___ Data section

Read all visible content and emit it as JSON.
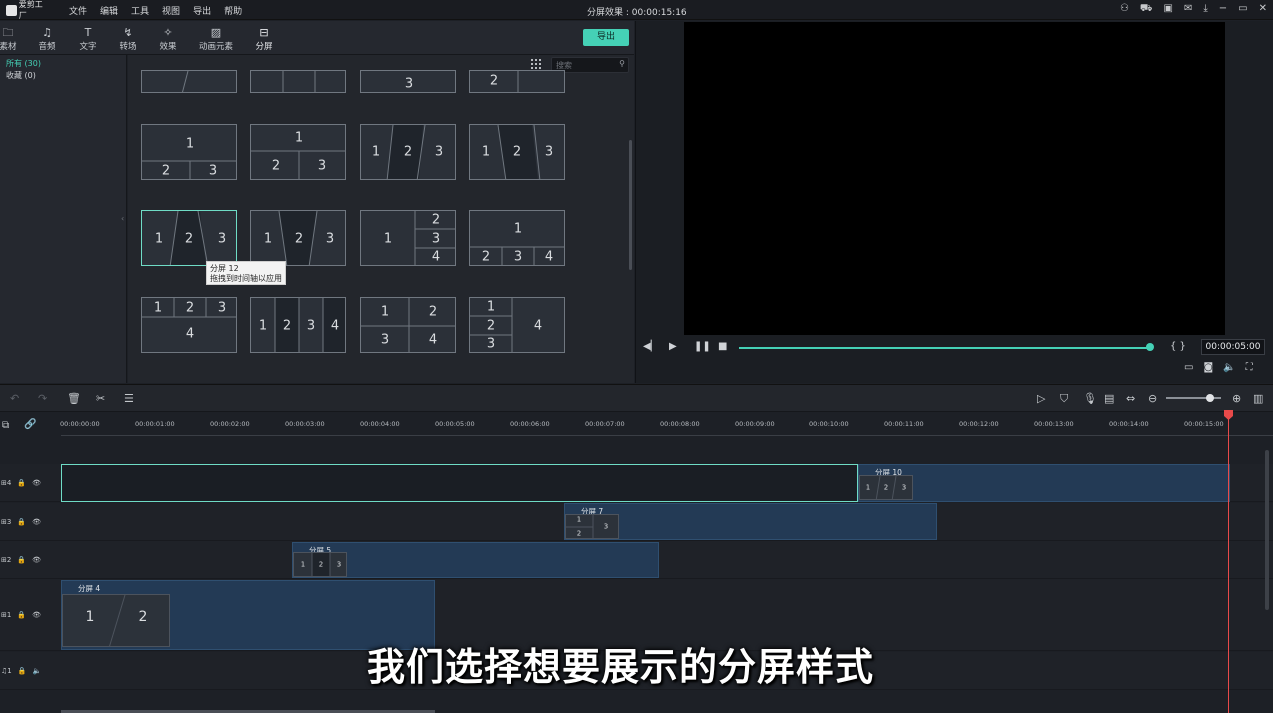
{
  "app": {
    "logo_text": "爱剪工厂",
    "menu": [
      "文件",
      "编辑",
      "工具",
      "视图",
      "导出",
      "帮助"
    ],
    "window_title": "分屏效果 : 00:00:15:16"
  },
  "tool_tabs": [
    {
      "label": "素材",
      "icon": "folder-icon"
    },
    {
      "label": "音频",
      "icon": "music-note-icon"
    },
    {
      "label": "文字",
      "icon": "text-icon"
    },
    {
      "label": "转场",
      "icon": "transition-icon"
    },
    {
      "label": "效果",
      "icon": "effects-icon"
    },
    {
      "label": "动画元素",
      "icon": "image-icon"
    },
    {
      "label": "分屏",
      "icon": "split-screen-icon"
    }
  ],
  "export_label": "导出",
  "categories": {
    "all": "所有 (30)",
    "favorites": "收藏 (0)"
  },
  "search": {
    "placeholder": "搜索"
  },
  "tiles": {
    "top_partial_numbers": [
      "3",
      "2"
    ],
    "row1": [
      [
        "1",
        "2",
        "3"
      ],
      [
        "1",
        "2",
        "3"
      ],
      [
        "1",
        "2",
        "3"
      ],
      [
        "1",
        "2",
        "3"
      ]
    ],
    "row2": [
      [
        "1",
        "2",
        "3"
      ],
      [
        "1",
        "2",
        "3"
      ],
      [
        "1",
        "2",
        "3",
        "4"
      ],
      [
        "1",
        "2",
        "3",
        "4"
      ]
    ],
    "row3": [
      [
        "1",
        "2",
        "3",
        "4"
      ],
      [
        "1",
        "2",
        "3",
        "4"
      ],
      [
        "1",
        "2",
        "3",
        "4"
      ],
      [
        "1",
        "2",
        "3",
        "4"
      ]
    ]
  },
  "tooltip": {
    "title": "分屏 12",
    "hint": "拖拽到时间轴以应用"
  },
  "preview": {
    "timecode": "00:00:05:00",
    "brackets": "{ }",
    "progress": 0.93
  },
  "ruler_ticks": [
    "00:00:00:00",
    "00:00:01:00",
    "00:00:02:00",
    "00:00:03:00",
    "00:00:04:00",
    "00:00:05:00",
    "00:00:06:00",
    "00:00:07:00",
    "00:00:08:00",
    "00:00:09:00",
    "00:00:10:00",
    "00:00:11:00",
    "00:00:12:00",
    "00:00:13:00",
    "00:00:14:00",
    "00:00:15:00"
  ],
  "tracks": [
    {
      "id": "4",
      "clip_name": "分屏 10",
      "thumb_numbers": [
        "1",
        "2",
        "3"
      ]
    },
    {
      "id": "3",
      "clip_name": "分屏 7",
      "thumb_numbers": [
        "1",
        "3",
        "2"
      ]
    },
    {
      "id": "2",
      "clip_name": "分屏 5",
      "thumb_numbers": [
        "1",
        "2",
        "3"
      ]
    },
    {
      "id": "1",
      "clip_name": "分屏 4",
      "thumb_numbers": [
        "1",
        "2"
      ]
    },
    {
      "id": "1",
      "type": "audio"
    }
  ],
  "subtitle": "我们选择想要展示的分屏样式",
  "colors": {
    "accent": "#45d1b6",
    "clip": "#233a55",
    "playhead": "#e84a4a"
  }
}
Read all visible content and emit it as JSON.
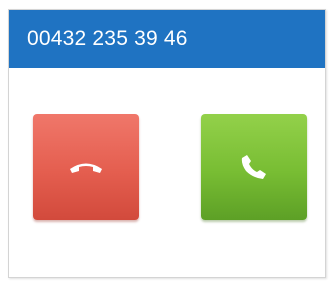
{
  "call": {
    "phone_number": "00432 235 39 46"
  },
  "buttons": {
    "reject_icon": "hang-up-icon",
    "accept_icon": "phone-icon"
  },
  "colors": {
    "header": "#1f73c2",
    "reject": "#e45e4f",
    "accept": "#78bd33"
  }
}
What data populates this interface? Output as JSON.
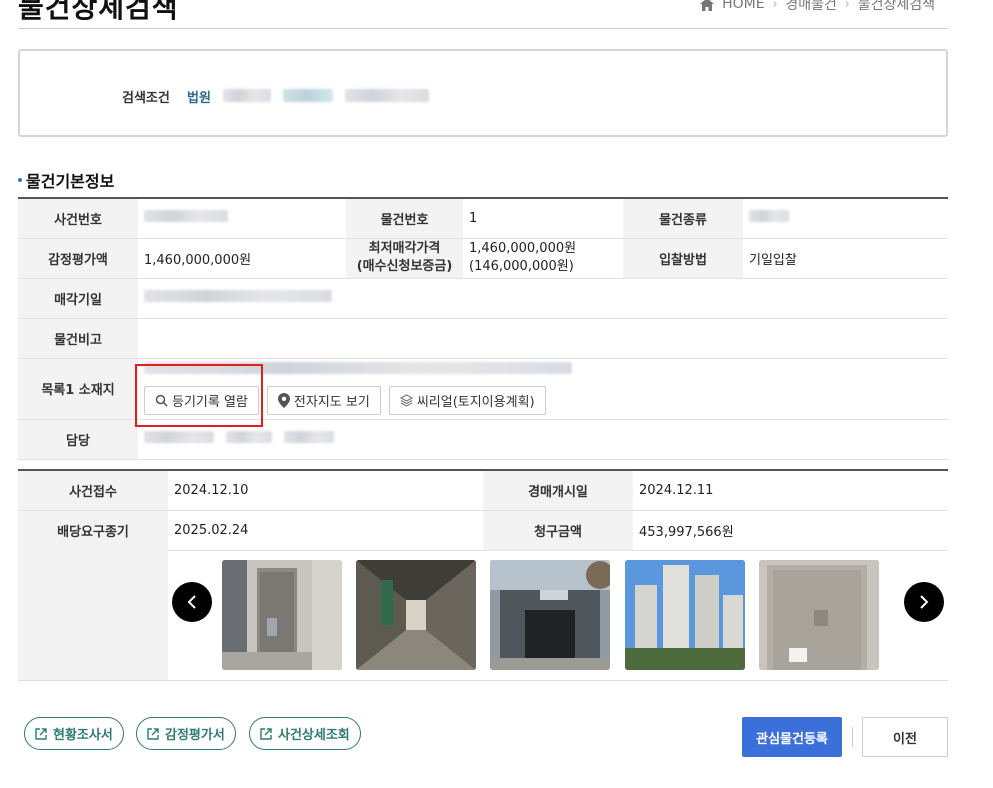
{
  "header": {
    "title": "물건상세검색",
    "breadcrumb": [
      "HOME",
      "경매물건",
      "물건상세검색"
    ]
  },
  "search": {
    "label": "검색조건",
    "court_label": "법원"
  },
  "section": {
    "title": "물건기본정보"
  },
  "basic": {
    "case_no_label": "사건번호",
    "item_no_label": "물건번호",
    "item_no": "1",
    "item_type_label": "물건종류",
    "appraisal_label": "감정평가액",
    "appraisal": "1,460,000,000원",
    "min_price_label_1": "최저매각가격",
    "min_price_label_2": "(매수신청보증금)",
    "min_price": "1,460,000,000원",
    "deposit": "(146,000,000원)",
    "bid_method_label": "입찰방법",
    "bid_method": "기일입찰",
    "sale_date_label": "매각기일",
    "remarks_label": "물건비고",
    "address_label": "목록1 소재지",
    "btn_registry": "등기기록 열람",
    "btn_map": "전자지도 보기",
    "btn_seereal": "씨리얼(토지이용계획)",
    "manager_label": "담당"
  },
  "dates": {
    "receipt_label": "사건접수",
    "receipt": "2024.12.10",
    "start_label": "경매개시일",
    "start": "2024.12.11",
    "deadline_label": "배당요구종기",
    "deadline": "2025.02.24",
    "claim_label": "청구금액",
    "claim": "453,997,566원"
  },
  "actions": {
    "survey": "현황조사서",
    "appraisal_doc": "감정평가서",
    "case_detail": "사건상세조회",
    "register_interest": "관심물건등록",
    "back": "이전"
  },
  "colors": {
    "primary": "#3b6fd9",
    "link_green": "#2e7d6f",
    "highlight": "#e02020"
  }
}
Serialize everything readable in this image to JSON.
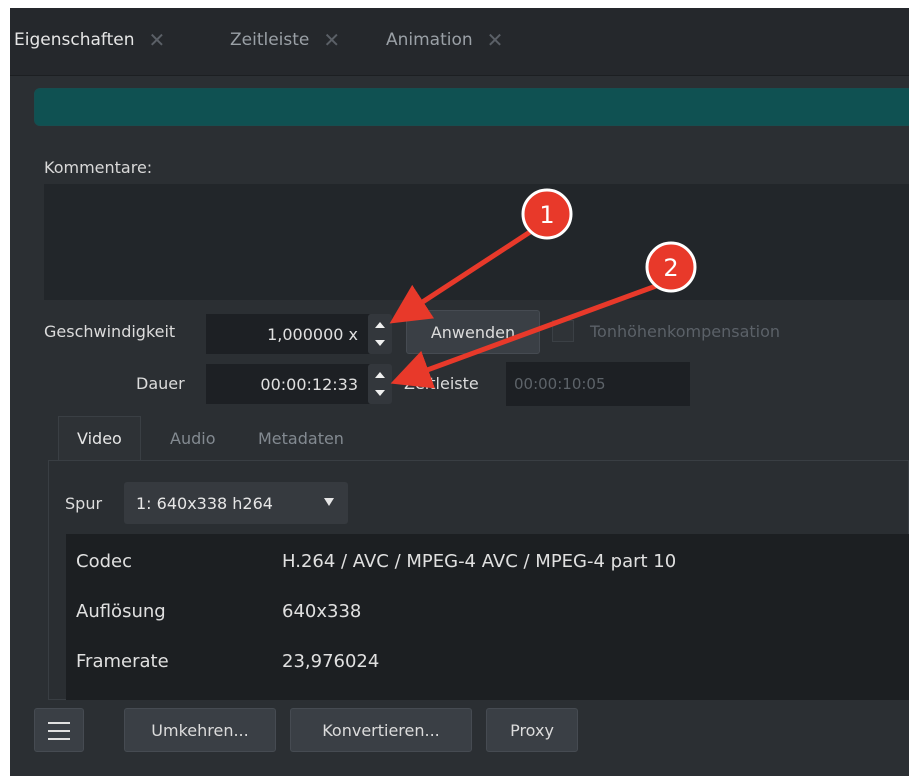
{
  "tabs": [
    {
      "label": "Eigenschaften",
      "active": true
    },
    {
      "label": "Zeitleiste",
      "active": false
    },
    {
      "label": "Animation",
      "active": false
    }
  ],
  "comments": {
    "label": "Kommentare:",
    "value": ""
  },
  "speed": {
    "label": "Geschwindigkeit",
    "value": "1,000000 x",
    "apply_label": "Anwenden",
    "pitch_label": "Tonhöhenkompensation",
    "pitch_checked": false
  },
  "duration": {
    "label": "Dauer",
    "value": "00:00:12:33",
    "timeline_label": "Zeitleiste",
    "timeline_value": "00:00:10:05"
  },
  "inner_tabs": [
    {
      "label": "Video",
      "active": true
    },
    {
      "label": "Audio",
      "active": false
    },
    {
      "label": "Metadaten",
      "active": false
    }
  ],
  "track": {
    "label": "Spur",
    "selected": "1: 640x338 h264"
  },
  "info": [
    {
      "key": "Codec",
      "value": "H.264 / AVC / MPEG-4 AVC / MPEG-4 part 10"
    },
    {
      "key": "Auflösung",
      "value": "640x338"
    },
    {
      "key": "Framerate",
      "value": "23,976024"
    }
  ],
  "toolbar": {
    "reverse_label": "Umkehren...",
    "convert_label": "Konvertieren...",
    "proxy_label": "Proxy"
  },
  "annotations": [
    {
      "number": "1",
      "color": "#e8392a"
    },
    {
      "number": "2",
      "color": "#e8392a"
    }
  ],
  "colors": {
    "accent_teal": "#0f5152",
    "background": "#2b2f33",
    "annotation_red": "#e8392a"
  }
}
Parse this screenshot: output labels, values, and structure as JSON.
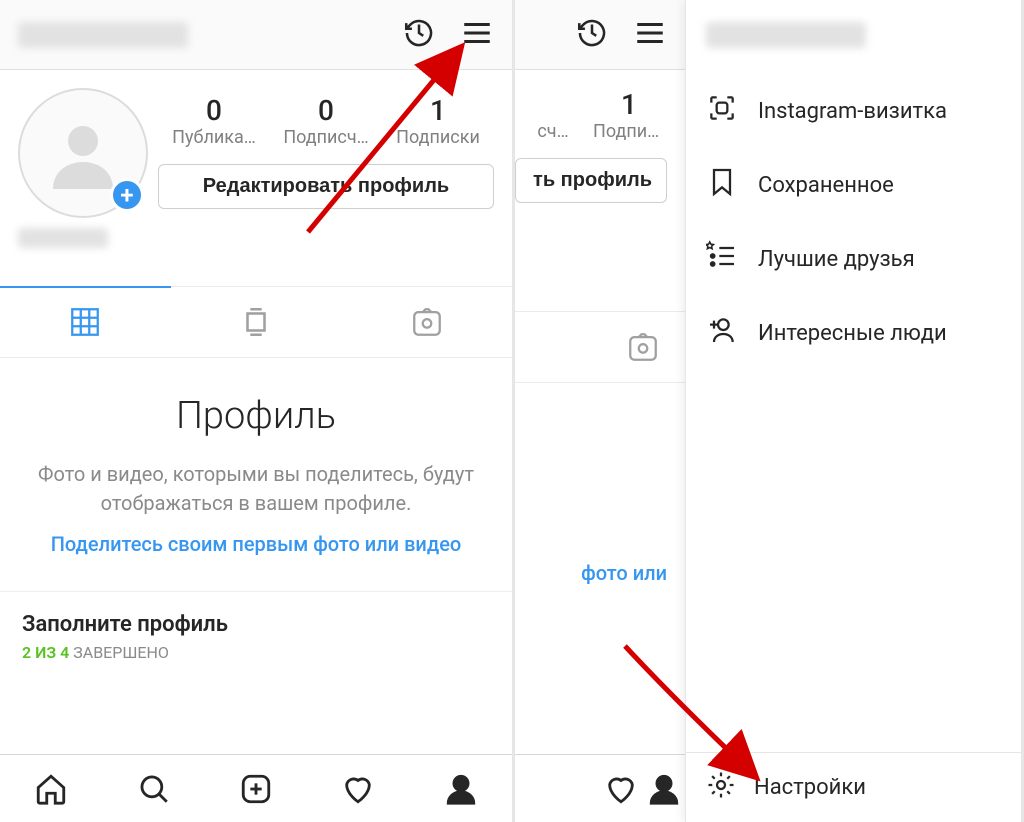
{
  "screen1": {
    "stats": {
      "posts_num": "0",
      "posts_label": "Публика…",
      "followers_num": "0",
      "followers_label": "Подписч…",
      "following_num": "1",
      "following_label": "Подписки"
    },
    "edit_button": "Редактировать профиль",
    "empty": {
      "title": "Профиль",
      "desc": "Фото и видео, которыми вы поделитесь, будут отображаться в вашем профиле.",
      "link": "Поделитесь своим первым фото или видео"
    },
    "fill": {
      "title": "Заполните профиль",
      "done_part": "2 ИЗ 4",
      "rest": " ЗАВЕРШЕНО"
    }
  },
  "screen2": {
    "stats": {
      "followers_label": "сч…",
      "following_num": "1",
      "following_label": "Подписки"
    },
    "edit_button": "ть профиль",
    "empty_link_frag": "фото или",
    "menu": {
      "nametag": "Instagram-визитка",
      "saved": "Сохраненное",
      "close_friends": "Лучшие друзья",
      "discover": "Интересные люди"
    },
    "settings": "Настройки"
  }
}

______

Excluding the pictures, reproduce every entry exactly as given.

Read all visible content and emit it as JSON.
{
  "app": {
    "logo_text": "爱剪工厂",
    "menu": [
      "文件",
      "编辑",
      "工具",
      "视图",
      "导出",
      "帮助"
    ],
    "window_title": "分屏效果 : 00:00:15:16"
  },
  "tool_tabs": [
    {
      "label": "素材",
      "icon": "folder-icon"
    },
    {
      "label": "音频",
      "icon": "music-note-icon"
    },
    {
      "label": "文字",
      "icon": "text-icon"
    },
    {
      "label": "转场",
      "icon": "transition-icon"
    },
    {
      "label": "效果",
      "icon": "effects-icon"
    },
    {
      "label": "动画元素",
      "icon": "image-icon"
    },
    {
      "label": "分屏",
      "icon": "split-screen-icon"
    }
  ],
  "export_label": "导出",
  "categories": {
    "all": "所有 (30)",
    "favorites": "收藏 (0)"
  },
  "search": {
    "placeholder": "搜索"
  },
  "tiles": {
    "top_partial_numbers": [
      "3",
      "2"
    ],
    "row1": [
      [
        "1",
        "2",
        "3"
      ],
      [
        "1",
        "2",
        "3"
      ],
      [
        "1",
        "2",
        "3"
      ],
      [
        "1",
        "2",
        "3"
      ]
    ],
    "row2": [
      [
        "1",
        "2",
        "3"
      ],
      [
        "1",
        "2",
        "3"
      ],
      [
        "1",
        "2",
        "3",
        "4"
      ],
      [
        "1",
        "2",
        "3",
        "4"
      ]
    ],
    "row3": [
      [
        "1",
        "2",
        "3",
        "4"
      ],
      [
        "1",
        "2",
        "3",
        "4"
      ],
      [
        "1",
        "2",
        "3",
        "4"
      ],
      [
        "1",
        "2",
        "3",
        "4"
      ]
    ]
  },
  "tooltip": {
    "title": "分屏 12",
    "hint": "拖拽到时间轴以应用"
  },
  "preview": {
    "timecode": "00:00:05:00",
    "brackets": "{ }",
    "progress": 0.93
  },
  "ruler_ticks": [
    "00:00:00:00",
    "00:00:01:00",
    "00:00:02:00",
    "00:00:03:00",
    "00:00:04:00",
    "00:00:05:00",
    "00:00:06:00",
    "00:00:07:00",
    "00:00:08:00",
    "00:00:09:00",
    "00:00:10:00",
    "00:00:11:00",
    "00:00:12:00",
    "00:00:13:00",
    "00:00:14:00",
    "00:00:15:00"
  ],
  "tracks": [
    {
      "id": "4",
      "clip_name": "分屏 10",
      "thumb_numbers": [
        "1",
        "2",
        "3"
      ]
    },
    {
      "id": "3",
      "clip_name": "分屏 7",
      "thumb_numbers": [
        "1",
        "3",
        "2"
      ]
    },
    {
      "id": "2",
      "clip_name": "分屏 5",
      "thumb_numbers": [
        "1",
        "2",
        "3"
      ]
    },
    {
      "id": "1",
      "clip_name": "分屏 4",
      "thumb_numbers": [
        "1",
        "2"
      ]
    },
    {
      "id": "1",
      "type": "audio"
    }
  ],
  "subtitle": "我们选择想要展示的分屏样式",
  "colors": {
    "accent": "#45d1b6",
    "clip": "#233a55",
    "playhead": "#e84a4a"
  }
}
Read all visible content and emit it as JSON.
{
  "call": {
    "phone_number": "00432 235 39 46"
  },
  "buttons": {
    "reject_icon": "hang-up-icon",
    "accept_icon": "phone-icon"
  },
  "colors": {
    "header": "#1f73c2",
    "reject": "#e45e4f",
    "accept": "#78bd33"
  }
}
What data populates this interface? Output as JSON.
{
  "header": {
    "title": "물건상세검색",
    "breadcrumb": [
      "HOME",
      "경매물건",
      "물건상세검색"
    ]
  },
  "search": {
    "label": "검색조건",
    "court_label": "법원"
  },
  "section": {
    "title": "물건기본정보"
  },
  "basic": {
    "case_no_label": "사건번호",
    "item_no_label": "물건번호",
    "item_no": "1",
    "item_type_label": "물건종류",
    "appraisal_label": "감정평가액",
    "appraisal": "1,460,000,000원",
    "min_price_label_1": "최저매각가격",
    "min_price_label_2": "(매수신청보증금)",
    "min_price": "1,460,000,000원",
    "deposit": "(146,000,000원)",
    "bid_method_label": "입찰방법",
    "bid_method": "기일입찰",
    "sale_date_label": "매각기일",
    "remarks_label": "물건비고",
    "address_label": "목록1 소재지",
    "btn_registry": "등기기록 열람",
    "btn_map": "전자지도 보기",
    "btn_seereal": "씨리얼(토지이용계획)",
    "manager_label": "담당"
  },
  "dates": {
    "receipt_label": "사건접수",
    "receipt": "2024.12.10",
    "start_label": "경매개시일",
    "start": "2024.12.11",
    "deadline_label": "배당요구종기",
    "deadline": "2025.02.24",
    "claim_label": "청구금액",
    "claim": "453,997,566원"
  },
  "actions": {
    "survey": "현황조사서",
    "appraisal_doc": "감정평가서",
    "case_detail": "사건상세조회",
    "register_interest": "관심물건등록",
    "back": "이전"
  },
  "colors": {
    "primary": "#3b6fd9",
    "link_green": "#2e7d6f",
    "highlight": "#e02020"
  }
}
Serialize everything readable in this image to JSON.
{
  "tabs": [
    {
      "label": "Eigenschaften",
      "active": true
    },
    {
      "label": "Zeitleiste",
      "active": false
    },
    {
      "label": "Animation",
      "active": false
    }
  ],
  "comments": {
    "label": "Kommentare:",
    "value": ""
  },
  "speed": {
    "label": "Geschwindigkeit",
    "value": "1,000000 x",
    "apply_label": "Anwenden",
    "pitch_label": "Tonhöhenkompensation",
    "pitch_checked": false
  },
  "duration": {
    "label": "Dauer",
    "value": "00:00:12:33",
    "timeline_label": "Zeitleiste",
    "timeline_value": "00:00:10:05"
  },
  "inner_tabs": [
    {
      "label": "Video",
      "active": true
    },
    {
      "label": "Audio",
      "active": false
    },
    {
      "label": "Metadaten",
      "active": false
    }
  ],
  "track": {
    "label": "Spur",
    "selected": "1: 640x338 h264"
  },
  "info": [
    {
      "key": "Codec",
      "value": "H.264 / AVC / MPEG-4 AVC / MPEG-4 part 10"
    },
    {
      "key": "Auflösung",
      "value": "640x338"
    },
    {
      "key": "Framerate",
      "value": "23,976024"
    }
  ],
  "toolbar": {
    "reverse_label": "Umkehren...",
    "convert_label": "Konvertieren...",
    "proxy_label": "Proxy"
  },
  "annotations": [
    {
      "number": "1",
      "color": "#e8392a"
    },
    {
      "number": "2",
      "color": "#e8392a"
    }
  ],
  "colors": {
    "accent_teal": "#0f5152",
    "background": "#2b2f33",
    "annotation_red": "#e8392a"
  }
}
Parse this screenshot: output labels, values, and structure as JSON.
{
  "screen1": {
    "stats": {
      "posts_num": "0",
      "posts_label": "Публика…",
      "followers_num": "0",
      "followers_label": "Подписч…",
      "following_num": "1",
      "following_label": "Подписки"
    },
    "edit_button": "Редактировать профиль",
    "empty": {
      "title": "Профиль",
      "desc": "Фото и видео, которыми вы поделитесь, будут отображаться в вашем профиле.",
      "link": "Поделитесь своим первым фото или видео"
    },
    "fill": {
      "title": "Заполните профиль",
      "done_part": "2 ИЗ 4",
      "rest": " ЗАВЕРШЕНО"
    }
  },
  "screen2": {
    "stats": {
      "followers_label": "сч…",
      "following_num": "1",
      "following_label": "Подписки"
    },
    "edit_button": "ть профиль",
    "empty_link_frag": "фото или",
    "menu": {
      "nametag": "Instagram-визитка",
      "saved": "Сохраненное",
      "close_friends": "Лучшие друзья",
      "discover": "Интересные люди"
    },
    "settings": "Настройки"
  }
}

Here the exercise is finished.